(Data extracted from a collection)
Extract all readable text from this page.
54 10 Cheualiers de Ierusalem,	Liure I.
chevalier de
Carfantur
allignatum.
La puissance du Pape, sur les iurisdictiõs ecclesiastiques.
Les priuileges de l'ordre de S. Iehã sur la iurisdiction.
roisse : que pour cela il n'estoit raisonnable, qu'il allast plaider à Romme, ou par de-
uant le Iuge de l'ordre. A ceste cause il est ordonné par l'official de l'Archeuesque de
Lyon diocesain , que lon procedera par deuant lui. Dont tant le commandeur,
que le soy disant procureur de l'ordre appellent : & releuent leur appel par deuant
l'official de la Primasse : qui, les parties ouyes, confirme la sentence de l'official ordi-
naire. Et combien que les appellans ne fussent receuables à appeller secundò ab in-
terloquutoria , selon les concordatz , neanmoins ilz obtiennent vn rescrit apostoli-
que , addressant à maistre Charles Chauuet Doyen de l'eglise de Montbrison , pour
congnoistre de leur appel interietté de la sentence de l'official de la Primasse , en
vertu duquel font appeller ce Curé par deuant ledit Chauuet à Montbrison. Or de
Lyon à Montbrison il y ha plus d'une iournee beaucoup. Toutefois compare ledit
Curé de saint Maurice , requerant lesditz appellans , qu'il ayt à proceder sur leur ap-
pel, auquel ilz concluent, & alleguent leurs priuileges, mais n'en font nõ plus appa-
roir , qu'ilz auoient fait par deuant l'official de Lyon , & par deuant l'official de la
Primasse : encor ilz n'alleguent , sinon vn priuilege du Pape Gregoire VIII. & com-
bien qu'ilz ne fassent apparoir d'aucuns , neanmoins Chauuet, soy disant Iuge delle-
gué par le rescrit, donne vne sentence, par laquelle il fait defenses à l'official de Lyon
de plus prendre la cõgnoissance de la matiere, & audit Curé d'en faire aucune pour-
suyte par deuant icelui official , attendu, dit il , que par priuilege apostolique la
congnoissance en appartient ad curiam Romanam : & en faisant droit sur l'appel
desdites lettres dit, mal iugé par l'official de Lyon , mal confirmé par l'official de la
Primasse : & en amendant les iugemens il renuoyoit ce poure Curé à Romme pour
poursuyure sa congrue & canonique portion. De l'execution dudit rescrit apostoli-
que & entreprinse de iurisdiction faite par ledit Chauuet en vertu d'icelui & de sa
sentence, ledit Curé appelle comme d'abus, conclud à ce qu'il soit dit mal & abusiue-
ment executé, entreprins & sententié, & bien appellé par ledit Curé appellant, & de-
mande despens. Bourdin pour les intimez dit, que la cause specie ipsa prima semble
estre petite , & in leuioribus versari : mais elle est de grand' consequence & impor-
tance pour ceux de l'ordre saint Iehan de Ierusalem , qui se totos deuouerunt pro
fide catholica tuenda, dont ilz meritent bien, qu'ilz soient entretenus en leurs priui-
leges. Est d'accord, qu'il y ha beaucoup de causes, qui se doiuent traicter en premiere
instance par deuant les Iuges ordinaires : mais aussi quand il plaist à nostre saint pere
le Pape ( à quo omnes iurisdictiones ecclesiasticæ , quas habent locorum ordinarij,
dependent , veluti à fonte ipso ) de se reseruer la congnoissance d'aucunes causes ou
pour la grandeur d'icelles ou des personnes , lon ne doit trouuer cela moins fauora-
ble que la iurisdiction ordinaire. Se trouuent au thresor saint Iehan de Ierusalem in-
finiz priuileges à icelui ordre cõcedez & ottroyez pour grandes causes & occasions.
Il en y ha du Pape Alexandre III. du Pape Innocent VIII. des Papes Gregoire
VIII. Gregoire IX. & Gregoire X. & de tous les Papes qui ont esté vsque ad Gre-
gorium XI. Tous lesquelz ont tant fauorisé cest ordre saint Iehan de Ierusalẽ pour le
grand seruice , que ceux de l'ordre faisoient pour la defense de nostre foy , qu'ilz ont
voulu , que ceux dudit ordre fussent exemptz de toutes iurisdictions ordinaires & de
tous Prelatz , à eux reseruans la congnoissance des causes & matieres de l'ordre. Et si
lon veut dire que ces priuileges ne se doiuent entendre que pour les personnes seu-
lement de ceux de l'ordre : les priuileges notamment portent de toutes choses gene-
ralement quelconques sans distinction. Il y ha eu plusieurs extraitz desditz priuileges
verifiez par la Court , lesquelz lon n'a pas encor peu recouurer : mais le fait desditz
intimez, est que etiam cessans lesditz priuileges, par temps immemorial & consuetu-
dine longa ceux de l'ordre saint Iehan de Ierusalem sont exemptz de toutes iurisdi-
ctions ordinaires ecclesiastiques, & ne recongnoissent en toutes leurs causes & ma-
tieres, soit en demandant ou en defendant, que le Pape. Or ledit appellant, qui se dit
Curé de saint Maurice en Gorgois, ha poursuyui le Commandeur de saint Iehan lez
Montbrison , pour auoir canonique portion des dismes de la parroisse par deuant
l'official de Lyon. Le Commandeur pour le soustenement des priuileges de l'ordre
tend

EXERCISE | Your task is to gather every line with the word "Gregoire" and copy it.

RESULT |
Primasse : encor ilz n'alleguent , sinon vn priuilege du Pape Gregoire VIII. & com-
Il en y ha du Pape Alexandre III. du Pape Innocent VIII. des Papes Gregoire
VIII. Gregoire IX. & Gregoire X. & de tous les Papes qui ont esté vsque ad Gre-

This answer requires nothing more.